• TASK INSTRUCTIONS
Reproduce every record below exactly as written, leaving out any pictures.

Extracted data entries

★ ★ ★ ★ ★ ★ ★

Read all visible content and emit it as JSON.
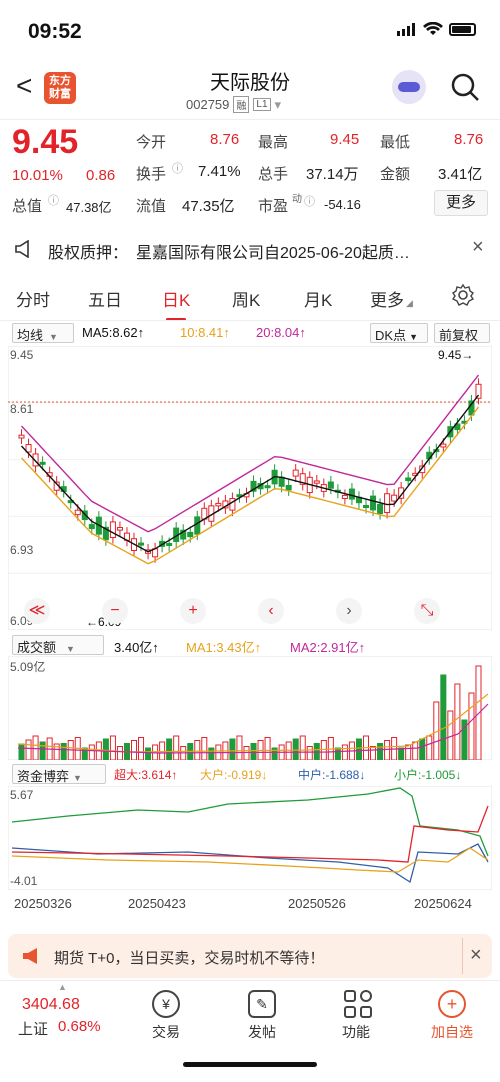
{
  "status": {
    "time": "09:52"
  },
  "header": {
    "back": "<",
    "logo_line1": "东方",
    "logo_line2": "财富",
    "title": "天际股份",
    "code": "002759",
    "tag1": "融",
    "tag2": "L1",
    "dropdown": "▾"
  },
  "quote": {
    "price": "9.45",
    "pct": "10.01%",
    "change": "0.86",
    "open_label": "今开",
    "open": "8.76",
    "high_label": "最高",
    "high": "9.45",
    "low_label": "最低",
    "low": "8.76",
    "turnover_label": "换手",
    "turnover": "7.41%",
    "volume_label": "总手",
    "volume": "37.14万",
    "amount_label": "金额",
    "amount": "3.41亿",
    "mktcap_label": "总值",
    "mktcap": "47.38亿",
    "float_label": "流值",
    "float": "47.35亿",
    "pe_label": "市盈",
    "pe_sup": "动",
    "pe": "-54.16",
    "more": "更多"
  },
  "notice": {
    "label": "股权质押：",
    "text": "星嘉国际有限公司自2025-06-20起质…",
    "close": "×"
  },
  "tabs": [
    "分时",
    "五日",
    "日K",
    "周K",
    "月K",
    "更多"
  ],
  "tab_more_arrow": "◢",
  "kline_toolbar": {
    "indicator": "均线",
    "ma5": "MA5:8.62↑",
    "ma10": "10:8.41↑",
    "ma20": "20:8.04↑",
    "dk": "DK点",
    "fq": "前复权"
  },
  "kline_axis": {
    "top": "9.45",
    "mid": "8.61",
    "low": "6.93",
    "bottom": "6.09",
    "last_label": "9.45→",
    "min_label": "←6.09"
  },
  "controls": [
    "≪",
    "−",
    "+",
    "‹",
    "›",
    "⤡"
  ],
  "volume_bar": {
    "label": "成交额",
    "value": "3.40亿↑",
    "ma1": "MA1:3.43亿↑",
    "ma2": "MA2:2.91亿↑",
    "top": "5.09亿"
  },
  "capital_bar": {
    "label": "资金博弈",
    "super": "超大:3.614↑",
    "big": "大户:-0.919↓",
    "mid": "中户:-1.688↓",
    "small": "小户:-1.005↓",
    "top": "5.67",
    "bottom": "-4.01"
  },
  "dates": [
    "20250326",
    "20250423",
    "20250526",
    "20250624"
  ],
  "banner": {
    "text": "期货 T+0，当日买卖，交易时机不等待！",
    "close": "×"
  },
  "bottom_nav": {
    "index_value": "3404.68",
    "index_name": "上证",
    "index_pct": "0.68%",
    "trade": "交易",
    "post": "发帖",
    "func": "功能",
    "add": "加自选"
  },
  "colors": {
    "up": "#e2232a",
    "down": "#1f9b3a",
    "ma5": "#111111",
    "ma10": "#e8a21b",
    "ma20": "#c0289b"
  }
}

★ ★ ★ ★ ★ ★ ★

• SOLUTION FOR THIS PROBLEM
Read all visible content and emit it as JSON.
{
  "status": {
    "time": "09:52"
  },
  "header": {
    "back": "<",
    "logo_line1": "东方",
    "logo_line2": "财富",
    "title": "天际股份",
    "code": "002759",
    "tag1": "融",
    "tag2": "L1",
    "dropdown": "▾"
  },
  "quote": {
    "price": "9.45",
    "pct": "10.01%",
    "change": "0.86",
    "open_label": "今开",
    "open": "8.76",
    "high_label": "最高",
    "high": "9.45",
    "low_label": "最低",
    "low": "8.76",
    "turnover_label": "换手",
    "turnover": "7.41%",
    "volume_label": "总手",
    "volume": "37.14万",
    "amount_label": "金额",
    "amount": "3.41亿",
    "mktcap_label": "总值",
    "mktcap": "47.38亿",
    "float_label": "流值",
    "float": "47.35亿",
    "pe_label": "市盈",
    "pe_sup": "动",
    "pe": "-54.16",
    "more": "更多"
  },
  "notice": {
    "label": "股权质押：",
    "text": "星嘉国际有限公司自2025-06-20起质…",
    "close": "×"
  },
  "tabs": [
    "分时",
    "五日",
    "日K",
    "周K",
    "月K",
    "更多"
  ],
  "tab_more_arrow": "◢",
  "kline_toolbar": {
    "indicator": "均线",
    "ma5": "MA5:8.62↑",
    "ma10": "10:8.41↑",
    "ma20": "20:8.04↑",
    "dk": "DK点",
    "fq": "前复权"
  },
  "kline_axis": {
    "top": "9.45",
    "mid": "8.61",
    "low": "6.93",
    "bottom": "6.09",
    "last_label": "9.45→",
    "min_label": "←6.09"
  },
  "controls": [
    "≪",
    "−",
    "+",
    "‹",
    "›",
    "⤡"
  ],
  "volume_bar": {
    "label": "成交额",
    "value": "3.40亿↑",
    "ma1": "MA1:3.43亿↑",
    "ma2": "MA2:2.91亿↑",
    "top": "5.09亿"
  },
  "capital_bar": {
    "label": "资金博弈",
    "super": "超大:3.614↑",
    "big": "大户:-0.919↓",
    "mid": "中户:-1.688↓",
    "small": "小户:-1.005↓",
    "top": "5.67",
    "bottom": "-4.01"
  },
  "dates": [
    "20250326",
    "20250423",
    "20250526",
    "20250624"
  ],
  "banner": {
    "text": "期货 T+0，当日买卖，交易时机不等待！",
    "close": "×"
  },
  "bottom_nav": {
    "index_value": "3404.68",
    "index_name": "上证",
    "index_pct": "0.68%",
    "trade": "交易",
    "post": "发帖",
    "func": "功能",
    "add": "加自选"
  },
  "colors": {
    "up": "#e2232a",
    "down": "#1f9b3a",
    "ma5": "#111111",
    "ma10": "#e8a21b",
    "ma20": "#c0289b"
  }
}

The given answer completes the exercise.